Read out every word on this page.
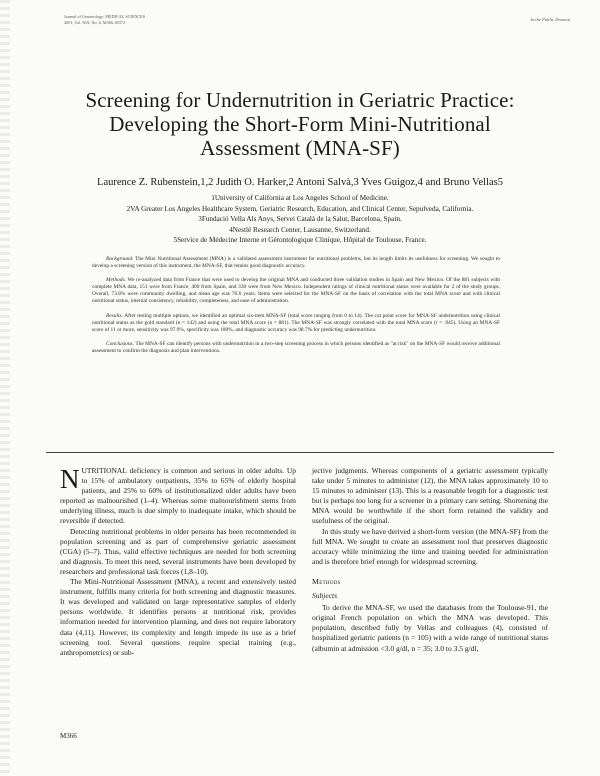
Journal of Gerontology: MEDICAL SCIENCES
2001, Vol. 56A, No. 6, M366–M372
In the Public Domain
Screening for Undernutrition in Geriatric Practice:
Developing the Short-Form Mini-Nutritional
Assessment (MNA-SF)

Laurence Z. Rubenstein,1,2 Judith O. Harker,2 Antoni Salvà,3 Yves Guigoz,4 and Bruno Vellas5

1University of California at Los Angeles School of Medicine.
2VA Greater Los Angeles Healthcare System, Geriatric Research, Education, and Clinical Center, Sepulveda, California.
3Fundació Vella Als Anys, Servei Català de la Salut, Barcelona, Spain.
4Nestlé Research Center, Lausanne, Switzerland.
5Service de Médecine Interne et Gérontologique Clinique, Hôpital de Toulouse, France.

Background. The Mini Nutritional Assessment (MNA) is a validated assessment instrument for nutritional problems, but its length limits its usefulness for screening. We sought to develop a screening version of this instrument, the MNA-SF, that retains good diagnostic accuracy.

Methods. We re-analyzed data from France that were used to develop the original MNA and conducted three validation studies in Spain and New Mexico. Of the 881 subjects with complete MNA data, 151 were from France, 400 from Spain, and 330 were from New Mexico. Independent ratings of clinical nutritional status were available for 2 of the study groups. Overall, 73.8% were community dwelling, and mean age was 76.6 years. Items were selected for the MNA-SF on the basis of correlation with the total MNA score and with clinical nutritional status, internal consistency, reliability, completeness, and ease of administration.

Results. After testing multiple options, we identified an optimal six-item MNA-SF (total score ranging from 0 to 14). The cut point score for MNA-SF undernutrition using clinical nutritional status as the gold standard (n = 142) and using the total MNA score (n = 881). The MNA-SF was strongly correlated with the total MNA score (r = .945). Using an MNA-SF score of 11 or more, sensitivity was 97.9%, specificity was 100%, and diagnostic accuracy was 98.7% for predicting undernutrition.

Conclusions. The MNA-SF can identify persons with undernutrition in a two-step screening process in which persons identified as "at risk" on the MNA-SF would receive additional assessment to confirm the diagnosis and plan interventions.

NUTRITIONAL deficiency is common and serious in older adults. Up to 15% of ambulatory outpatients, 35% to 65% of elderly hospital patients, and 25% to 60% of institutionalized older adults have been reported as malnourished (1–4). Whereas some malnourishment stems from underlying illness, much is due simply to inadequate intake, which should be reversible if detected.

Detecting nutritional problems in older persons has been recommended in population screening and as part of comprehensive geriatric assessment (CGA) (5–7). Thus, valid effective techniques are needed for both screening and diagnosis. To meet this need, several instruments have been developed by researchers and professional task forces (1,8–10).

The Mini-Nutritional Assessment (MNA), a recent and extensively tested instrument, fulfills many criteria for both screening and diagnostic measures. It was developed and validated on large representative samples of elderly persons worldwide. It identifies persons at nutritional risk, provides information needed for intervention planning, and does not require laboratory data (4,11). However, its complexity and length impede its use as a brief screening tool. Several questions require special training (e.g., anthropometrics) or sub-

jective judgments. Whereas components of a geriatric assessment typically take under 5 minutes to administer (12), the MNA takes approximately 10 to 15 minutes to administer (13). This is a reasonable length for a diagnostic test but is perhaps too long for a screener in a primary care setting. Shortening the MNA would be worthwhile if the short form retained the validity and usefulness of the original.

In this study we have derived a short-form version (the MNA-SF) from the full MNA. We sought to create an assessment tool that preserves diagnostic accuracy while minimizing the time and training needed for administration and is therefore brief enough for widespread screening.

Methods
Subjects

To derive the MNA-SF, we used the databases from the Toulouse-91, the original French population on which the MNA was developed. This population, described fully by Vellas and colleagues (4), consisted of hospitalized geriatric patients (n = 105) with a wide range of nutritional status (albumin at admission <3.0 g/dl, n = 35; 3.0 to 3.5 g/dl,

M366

^^^^^^^^

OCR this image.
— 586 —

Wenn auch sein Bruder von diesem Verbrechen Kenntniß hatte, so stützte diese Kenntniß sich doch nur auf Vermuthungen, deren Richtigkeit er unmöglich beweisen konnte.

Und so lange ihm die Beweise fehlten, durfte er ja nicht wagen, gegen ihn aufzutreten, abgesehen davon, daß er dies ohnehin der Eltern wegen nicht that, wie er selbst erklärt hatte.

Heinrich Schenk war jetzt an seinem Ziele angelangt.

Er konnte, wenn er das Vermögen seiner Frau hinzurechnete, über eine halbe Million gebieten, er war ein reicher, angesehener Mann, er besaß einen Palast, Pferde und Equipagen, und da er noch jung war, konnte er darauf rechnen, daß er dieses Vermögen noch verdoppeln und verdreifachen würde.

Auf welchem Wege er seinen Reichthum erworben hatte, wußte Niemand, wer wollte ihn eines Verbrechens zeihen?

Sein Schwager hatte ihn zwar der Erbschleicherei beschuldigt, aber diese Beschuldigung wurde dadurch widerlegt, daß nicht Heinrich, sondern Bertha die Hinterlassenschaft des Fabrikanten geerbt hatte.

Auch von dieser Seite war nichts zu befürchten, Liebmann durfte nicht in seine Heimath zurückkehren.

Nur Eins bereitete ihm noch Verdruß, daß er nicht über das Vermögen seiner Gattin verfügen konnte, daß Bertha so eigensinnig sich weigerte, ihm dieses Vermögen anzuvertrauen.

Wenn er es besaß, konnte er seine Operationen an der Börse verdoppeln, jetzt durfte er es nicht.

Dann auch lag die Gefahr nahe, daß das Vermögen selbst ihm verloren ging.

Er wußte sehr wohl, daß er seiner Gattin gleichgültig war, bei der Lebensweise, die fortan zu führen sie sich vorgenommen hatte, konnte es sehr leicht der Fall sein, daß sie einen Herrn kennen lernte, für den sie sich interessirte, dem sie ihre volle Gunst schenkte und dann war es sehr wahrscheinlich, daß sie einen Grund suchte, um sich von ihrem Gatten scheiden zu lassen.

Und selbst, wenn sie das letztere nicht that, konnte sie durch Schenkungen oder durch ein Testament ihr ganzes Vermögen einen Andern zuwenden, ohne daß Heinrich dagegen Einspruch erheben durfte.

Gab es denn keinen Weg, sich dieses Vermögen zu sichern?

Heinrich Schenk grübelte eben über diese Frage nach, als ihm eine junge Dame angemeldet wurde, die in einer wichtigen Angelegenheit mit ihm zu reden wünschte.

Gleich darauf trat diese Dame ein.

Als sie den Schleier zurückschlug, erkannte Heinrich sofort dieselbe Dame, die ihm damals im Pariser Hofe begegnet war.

^^^^^^^^

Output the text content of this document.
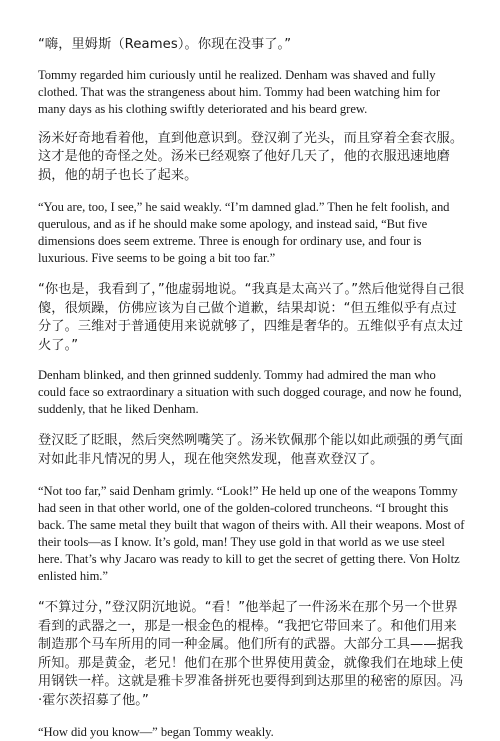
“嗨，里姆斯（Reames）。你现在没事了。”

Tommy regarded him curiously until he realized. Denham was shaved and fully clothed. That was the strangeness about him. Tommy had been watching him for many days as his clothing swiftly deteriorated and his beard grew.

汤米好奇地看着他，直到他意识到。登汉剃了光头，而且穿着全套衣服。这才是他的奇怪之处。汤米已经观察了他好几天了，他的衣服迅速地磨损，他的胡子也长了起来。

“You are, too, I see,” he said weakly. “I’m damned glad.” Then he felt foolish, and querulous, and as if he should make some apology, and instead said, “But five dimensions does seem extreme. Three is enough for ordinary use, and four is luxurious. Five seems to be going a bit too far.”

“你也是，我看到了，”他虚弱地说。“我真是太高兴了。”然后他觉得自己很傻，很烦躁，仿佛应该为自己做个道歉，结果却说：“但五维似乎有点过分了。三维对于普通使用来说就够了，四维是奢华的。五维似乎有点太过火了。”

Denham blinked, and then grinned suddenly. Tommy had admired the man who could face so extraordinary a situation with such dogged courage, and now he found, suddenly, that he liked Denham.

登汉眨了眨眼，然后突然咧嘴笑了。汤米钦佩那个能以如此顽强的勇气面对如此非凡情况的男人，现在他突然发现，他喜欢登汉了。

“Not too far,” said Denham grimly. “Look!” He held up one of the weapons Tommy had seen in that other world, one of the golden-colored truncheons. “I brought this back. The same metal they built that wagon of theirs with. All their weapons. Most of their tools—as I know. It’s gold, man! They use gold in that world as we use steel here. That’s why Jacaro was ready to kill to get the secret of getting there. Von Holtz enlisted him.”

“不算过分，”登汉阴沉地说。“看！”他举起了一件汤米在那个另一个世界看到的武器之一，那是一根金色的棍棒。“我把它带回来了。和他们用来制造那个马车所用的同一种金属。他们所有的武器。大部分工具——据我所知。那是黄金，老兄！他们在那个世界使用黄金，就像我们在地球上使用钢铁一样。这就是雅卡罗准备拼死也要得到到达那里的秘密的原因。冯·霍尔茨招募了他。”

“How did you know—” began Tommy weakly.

^^^^^^^^

● What the task requires: When a line in the material contains the string "study", copy that line.

● Your response:
Methods. We re-analyzed data from France that were used to develop the original MNA and conducted three validation studies in Spain and New Mexico. Of the 881 subjects with complete MNA data, 151 were from France, 400 from Spain, and 330 were from New Mexico. Independent ratings of clinical nutritional status were available for 2 of the study groups. Overall, 73.8% were community dwelling, and mean age was 76.6 years. Items were selected for the MNA-SF on the basis of correlation with the total MNA score and with clinical nutritional status, internal consistency, reliability, completeness, and ease of administration.
In this study we have derived a short-form version (the MNA-SF) from the full MNA. We sought to create an assessment tool that preserves diagnostic accuracy while minimizing the time and training needed for administration and is therefore brief enough for widespread screening.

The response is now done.